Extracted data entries
**********

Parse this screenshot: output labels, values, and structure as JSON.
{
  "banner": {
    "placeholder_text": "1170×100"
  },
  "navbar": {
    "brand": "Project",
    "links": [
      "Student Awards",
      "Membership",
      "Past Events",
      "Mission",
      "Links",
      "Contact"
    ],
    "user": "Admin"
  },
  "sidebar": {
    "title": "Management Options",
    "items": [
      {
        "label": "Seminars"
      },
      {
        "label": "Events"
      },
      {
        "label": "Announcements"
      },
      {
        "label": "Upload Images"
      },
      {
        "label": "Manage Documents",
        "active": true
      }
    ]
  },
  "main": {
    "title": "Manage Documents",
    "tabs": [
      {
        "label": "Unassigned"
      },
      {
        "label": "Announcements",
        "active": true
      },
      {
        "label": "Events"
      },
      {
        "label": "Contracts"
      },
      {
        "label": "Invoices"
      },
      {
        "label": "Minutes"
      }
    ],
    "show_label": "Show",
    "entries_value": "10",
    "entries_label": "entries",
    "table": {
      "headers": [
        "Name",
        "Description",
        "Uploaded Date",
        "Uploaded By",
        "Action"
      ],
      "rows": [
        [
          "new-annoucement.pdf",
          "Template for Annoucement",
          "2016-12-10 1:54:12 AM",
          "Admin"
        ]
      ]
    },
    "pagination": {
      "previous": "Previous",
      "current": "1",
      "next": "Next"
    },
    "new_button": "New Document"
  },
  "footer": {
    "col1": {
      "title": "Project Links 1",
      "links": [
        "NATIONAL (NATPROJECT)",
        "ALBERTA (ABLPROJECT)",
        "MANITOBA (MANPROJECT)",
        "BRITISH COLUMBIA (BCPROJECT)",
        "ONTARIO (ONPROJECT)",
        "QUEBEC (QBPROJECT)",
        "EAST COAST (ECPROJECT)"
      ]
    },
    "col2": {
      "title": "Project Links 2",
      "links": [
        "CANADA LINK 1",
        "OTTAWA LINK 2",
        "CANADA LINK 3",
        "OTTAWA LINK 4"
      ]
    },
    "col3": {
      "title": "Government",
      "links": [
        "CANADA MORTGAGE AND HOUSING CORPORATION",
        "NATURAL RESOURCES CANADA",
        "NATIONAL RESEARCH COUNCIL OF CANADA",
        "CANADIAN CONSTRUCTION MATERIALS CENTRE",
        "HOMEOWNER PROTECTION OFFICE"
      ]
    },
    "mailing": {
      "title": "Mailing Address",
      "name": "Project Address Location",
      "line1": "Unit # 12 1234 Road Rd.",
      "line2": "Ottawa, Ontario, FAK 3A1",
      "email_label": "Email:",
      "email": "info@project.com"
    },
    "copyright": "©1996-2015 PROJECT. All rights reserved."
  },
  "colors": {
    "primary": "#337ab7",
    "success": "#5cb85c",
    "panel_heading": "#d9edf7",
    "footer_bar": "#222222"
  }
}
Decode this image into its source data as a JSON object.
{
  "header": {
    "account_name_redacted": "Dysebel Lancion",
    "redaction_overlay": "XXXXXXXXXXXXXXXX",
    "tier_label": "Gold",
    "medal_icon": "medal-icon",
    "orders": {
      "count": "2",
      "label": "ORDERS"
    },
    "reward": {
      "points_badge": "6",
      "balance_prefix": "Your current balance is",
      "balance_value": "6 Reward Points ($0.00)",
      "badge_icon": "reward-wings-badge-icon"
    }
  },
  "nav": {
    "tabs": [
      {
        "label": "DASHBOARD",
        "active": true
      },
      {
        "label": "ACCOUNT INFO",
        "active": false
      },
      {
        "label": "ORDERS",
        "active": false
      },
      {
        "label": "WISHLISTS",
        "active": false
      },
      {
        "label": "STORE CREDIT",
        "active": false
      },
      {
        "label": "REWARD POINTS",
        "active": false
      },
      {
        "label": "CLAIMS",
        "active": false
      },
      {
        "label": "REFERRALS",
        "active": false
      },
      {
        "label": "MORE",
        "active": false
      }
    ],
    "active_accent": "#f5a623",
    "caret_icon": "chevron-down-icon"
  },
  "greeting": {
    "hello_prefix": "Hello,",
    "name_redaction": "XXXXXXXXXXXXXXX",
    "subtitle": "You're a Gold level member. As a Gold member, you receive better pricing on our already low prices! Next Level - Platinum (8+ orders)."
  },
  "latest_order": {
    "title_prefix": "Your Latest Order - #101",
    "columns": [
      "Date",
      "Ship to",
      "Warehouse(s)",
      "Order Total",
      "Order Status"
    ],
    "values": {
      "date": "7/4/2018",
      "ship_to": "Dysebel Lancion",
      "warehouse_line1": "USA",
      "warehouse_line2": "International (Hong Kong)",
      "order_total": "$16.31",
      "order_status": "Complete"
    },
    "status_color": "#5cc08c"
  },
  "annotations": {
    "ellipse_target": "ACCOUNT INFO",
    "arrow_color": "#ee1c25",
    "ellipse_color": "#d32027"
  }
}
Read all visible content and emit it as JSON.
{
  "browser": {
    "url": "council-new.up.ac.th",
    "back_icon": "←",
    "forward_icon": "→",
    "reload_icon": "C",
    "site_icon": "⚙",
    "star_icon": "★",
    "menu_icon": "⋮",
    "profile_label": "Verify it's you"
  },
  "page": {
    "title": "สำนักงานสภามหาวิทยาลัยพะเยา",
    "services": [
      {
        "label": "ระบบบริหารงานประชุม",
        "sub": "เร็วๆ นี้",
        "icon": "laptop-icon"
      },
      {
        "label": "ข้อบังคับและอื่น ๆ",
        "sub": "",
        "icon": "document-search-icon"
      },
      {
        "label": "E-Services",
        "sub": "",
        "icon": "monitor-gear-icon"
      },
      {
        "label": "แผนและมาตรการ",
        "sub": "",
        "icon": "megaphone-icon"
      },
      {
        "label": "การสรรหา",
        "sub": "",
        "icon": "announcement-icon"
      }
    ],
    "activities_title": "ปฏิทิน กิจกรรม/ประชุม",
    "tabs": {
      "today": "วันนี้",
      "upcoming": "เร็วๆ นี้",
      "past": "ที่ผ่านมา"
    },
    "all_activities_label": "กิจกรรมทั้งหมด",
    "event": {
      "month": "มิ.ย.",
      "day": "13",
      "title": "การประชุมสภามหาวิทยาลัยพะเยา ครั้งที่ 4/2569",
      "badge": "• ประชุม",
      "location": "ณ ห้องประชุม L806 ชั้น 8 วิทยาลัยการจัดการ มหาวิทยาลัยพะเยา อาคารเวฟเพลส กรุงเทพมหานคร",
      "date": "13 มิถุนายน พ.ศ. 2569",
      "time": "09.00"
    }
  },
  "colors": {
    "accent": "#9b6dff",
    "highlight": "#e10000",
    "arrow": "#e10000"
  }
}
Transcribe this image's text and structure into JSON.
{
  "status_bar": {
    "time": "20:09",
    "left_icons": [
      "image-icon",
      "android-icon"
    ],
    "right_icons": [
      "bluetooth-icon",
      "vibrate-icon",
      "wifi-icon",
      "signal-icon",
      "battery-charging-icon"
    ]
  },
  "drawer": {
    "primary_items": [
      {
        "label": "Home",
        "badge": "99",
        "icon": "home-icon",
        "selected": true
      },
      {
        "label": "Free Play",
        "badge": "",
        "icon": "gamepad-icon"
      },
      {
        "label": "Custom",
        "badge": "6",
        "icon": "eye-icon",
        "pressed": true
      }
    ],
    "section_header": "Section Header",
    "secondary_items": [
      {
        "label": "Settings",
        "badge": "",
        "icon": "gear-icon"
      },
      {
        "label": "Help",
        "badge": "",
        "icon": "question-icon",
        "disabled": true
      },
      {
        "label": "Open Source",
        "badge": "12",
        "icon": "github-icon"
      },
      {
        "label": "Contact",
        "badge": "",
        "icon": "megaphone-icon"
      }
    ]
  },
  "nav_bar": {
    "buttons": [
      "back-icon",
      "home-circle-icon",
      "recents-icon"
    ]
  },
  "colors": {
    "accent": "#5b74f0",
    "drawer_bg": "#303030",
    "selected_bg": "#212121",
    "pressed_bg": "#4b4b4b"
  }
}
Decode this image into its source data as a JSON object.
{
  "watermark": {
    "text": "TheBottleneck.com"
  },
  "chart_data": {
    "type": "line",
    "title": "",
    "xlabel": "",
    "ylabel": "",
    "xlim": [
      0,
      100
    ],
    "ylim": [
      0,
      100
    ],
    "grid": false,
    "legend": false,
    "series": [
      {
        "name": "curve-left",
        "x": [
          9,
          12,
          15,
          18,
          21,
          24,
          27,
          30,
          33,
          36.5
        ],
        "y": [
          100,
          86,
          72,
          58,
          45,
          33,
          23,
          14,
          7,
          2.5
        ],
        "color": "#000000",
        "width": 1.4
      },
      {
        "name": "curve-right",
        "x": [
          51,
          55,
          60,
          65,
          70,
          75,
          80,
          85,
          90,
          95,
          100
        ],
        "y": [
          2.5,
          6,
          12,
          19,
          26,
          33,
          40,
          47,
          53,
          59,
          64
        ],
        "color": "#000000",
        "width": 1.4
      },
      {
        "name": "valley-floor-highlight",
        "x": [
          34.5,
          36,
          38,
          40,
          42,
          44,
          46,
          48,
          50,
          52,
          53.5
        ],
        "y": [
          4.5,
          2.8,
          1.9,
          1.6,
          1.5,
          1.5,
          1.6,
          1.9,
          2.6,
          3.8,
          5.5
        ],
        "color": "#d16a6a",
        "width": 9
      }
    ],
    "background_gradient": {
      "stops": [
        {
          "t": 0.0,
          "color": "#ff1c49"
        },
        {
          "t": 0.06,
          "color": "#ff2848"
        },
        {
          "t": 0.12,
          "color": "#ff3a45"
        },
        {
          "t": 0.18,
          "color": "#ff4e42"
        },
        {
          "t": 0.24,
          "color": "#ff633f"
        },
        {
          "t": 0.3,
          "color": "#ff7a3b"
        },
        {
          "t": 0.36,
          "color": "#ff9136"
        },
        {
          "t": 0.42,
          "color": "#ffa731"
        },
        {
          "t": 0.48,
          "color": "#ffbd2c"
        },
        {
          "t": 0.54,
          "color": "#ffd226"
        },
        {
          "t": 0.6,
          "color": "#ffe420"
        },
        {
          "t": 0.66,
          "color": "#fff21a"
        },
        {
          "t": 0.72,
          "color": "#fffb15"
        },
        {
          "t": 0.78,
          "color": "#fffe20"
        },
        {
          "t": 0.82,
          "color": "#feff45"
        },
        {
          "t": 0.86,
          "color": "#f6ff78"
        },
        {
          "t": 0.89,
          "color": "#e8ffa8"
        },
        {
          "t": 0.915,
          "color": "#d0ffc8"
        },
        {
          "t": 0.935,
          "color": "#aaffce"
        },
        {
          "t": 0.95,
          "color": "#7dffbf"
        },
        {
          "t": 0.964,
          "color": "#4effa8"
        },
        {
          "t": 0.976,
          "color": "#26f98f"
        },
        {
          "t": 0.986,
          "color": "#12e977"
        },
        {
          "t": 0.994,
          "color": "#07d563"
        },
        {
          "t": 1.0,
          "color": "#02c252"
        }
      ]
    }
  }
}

**********

Which lines hold the string "ยพะเยา"? Copy all of them from the data above.

    "title": "สำนักงานสภามหาวิทยาลัยพะเยา",
      "title": "การประชุมสภามหาวิทยาลัยพะเยา ครั้งที่ 4/2569",
      "location": "ณ ห้องประชุม L806 ชั้น 8 วิทยาลัยการจัดการ มหาวิทยาลัยพะเยา อาคารเวฟเพลส กรุงเทพมหานคร",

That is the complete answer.